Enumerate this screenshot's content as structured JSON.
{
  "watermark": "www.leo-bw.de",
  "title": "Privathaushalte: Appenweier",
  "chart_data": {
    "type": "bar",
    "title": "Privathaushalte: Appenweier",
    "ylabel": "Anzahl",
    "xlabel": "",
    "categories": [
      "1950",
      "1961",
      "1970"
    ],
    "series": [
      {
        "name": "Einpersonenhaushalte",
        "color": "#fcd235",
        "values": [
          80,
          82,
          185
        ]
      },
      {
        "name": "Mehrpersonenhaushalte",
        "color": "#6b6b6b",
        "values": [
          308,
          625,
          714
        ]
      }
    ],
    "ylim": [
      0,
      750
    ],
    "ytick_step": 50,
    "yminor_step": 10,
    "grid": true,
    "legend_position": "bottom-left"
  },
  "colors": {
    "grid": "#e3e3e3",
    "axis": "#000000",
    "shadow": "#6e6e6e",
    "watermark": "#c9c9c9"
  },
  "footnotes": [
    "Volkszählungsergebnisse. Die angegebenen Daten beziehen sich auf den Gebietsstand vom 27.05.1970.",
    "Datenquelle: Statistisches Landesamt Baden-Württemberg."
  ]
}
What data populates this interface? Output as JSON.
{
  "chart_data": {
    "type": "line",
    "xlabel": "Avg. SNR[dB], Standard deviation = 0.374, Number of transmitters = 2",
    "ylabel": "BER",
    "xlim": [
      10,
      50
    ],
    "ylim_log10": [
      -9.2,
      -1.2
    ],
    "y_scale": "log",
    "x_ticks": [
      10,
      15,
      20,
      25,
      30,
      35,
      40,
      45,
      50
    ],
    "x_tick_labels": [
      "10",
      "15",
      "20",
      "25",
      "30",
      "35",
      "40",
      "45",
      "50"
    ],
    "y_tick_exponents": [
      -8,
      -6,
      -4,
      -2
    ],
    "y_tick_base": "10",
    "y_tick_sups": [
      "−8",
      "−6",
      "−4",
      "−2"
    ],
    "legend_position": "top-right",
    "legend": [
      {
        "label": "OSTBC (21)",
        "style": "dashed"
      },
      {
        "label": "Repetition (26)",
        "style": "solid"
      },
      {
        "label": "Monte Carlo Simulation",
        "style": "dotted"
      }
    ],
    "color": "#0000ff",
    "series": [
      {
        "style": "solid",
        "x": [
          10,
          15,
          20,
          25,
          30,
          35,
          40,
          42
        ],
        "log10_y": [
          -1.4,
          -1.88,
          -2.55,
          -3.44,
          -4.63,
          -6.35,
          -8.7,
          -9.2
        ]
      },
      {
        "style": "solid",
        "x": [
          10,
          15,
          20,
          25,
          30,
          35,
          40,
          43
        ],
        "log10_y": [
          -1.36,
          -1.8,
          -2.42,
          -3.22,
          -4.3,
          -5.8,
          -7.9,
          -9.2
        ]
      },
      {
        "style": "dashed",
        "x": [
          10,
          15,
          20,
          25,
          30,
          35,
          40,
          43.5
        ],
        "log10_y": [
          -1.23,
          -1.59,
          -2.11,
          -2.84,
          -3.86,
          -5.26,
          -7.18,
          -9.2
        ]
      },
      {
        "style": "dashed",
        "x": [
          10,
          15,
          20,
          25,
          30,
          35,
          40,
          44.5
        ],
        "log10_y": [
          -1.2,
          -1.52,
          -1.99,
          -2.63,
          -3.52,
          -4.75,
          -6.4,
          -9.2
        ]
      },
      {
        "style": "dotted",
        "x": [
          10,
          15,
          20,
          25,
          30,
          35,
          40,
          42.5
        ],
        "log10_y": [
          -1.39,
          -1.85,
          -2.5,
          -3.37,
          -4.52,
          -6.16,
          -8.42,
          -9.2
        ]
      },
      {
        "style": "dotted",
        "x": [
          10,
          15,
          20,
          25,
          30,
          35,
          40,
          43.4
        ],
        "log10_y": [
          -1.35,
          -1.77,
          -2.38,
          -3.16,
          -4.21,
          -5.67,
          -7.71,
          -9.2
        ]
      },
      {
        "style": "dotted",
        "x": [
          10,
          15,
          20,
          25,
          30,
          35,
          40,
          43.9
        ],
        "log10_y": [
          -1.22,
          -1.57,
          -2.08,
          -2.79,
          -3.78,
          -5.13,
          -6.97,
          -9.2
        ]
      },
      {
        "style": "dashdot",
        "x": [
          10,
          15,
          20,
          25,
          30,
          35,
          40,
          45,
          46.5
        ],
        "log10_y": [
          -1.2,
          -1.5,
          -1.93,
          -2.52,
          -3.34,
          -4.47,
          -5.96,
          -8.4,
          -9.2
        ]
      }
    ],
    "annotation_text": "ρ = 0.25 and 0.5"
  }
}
· · · · · · ·
Copy out all lines above that include the string "xlabel".

    "xlabel": "",
    "xlabel": "Avg. SNR[dB], Standard deviation = 0.374, Number of transmitters = 2",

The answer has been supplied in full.